:: Given problem ::
List each line in which the string "house" appears.

— Start Supplied material —

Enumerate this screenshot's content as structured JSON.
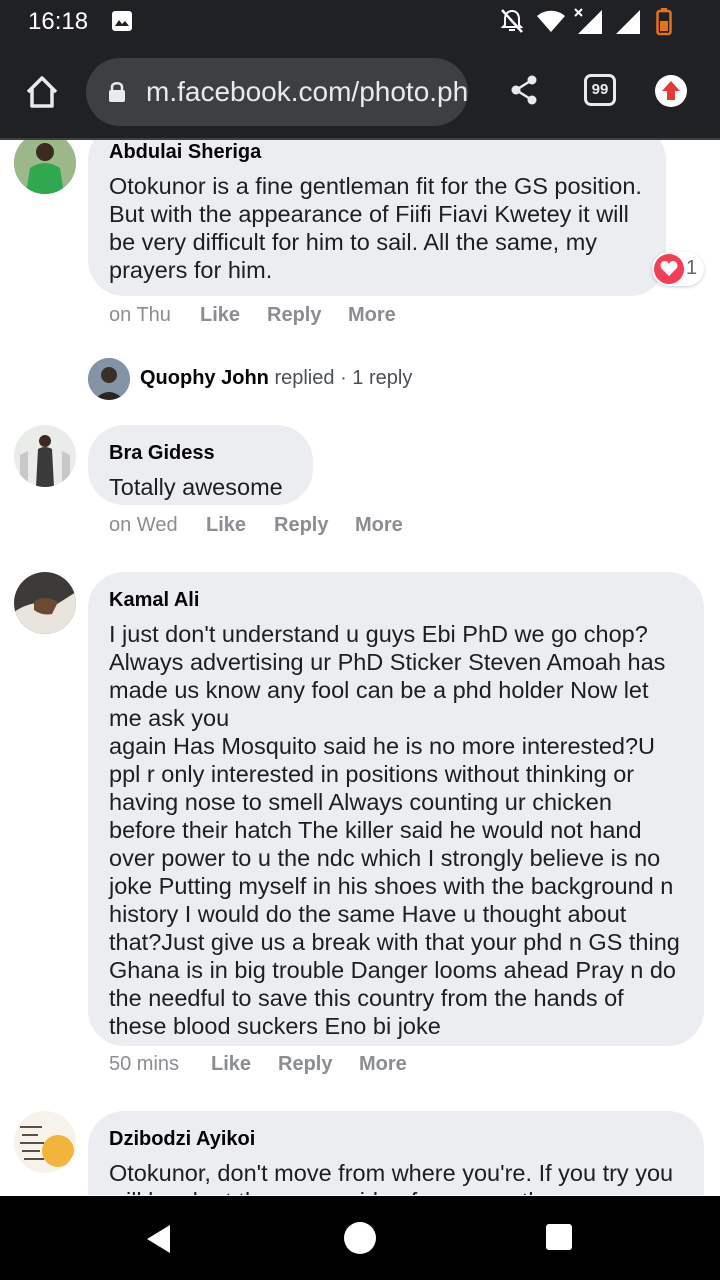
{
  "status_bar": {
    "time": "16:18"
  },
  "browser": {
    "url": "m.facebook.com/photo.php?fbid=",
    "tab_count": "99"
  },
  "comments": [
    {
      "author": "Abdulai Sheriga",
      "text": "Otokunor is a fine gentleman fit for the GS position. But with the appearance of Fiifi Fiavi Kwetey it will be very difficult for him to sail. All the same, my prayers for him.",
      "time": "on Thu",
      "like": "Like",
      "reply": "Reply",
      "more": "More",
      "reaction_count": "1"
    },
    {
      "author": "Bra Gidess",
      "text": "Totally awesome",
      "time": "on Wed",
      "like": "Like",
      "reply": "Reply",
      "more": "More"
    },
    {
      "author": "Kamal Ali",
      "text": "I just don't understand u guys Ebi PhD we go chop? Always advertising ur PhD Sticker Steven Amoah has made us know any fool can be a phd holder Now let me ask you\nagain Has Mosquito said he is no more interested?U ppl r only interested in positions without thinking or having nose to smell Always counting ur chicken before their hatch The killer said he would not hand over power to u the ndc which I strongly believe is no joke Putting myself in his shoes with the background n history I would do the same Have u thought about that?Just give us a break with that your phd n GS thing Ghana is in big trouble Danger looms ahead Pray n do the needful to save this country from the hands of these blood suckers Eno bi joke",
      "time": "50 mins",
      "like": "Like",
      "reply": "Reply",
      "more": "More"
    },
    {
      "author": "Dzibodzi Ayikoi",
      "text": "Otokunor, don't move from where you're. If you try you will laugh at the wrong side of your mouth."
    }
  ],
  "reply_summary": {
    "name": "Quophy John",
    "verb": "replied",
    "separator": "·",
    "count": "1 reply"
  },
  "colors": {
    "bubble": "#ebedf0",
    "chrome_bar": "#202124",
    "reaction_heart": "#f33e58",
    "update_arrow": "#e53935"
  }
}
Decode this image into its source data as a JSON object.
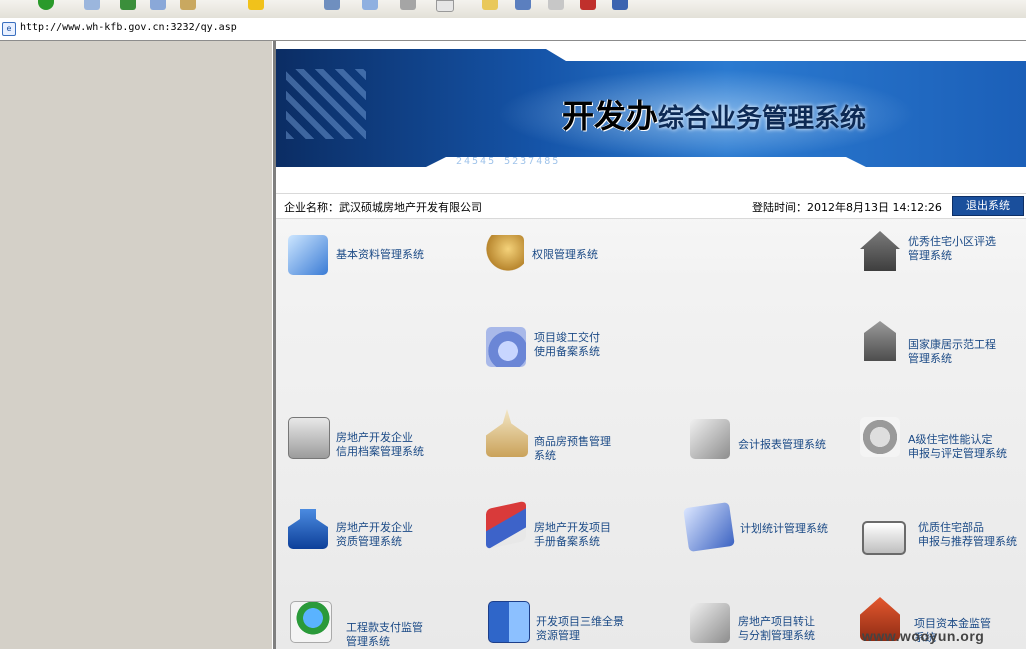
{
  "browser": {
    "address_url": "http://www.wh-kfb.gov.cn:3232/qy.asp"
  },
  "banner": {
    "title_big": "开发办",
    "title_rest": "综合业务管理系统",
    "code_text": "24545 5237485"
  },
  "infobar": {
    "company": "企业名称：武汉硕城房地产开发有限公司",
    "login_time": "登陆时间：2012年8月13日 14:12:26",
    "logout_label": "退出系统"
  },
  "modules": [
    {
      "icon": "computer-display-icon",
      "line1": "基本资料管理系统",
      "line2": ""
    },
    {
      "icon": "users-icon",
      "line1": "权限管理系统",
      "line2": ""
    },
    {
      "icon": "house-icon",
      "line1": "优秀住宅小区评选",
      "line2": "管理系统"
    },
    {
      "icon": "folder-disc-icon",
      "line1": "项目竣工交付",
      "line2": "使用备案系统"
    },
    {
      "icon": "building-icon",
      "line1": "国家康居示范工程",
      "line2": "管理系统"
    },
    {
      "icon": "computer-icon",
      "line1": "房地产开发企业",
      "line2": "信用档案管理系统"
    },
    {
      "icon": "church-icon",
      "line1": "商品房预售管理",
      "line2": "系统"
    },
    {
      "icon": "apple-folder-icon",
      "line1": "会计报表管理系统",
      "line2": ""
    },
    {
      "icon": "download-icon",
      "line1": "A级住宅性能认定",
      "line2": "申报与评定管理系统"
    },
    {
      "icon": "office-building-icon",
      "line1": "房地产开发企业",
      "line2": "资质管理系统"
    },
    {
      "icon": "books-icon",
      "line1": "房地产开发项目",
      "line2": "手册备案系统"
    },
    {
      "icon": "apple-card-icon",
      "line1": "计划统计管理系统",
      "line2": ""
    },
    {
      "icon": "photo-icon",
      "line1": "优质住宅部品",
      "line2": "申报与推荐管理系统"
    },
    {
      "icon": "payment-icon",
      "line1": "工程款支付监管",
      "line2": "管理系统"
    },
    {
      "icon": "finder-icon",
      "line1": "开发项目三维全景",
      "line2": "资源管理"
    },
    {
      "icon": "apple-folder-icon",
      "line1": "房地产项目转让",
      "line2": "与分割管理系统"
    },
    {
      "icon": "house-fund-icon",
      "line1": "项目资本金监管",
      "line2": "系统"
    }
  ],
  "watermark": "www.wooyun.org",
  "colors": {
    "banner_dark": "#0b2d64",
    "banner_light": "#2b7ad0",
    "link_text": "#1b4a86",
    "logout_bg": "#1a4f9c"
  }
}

— End Supplied material —

:: Output of the task ::
      "icon": "house-icon",
      "icon": "house-fund-icon",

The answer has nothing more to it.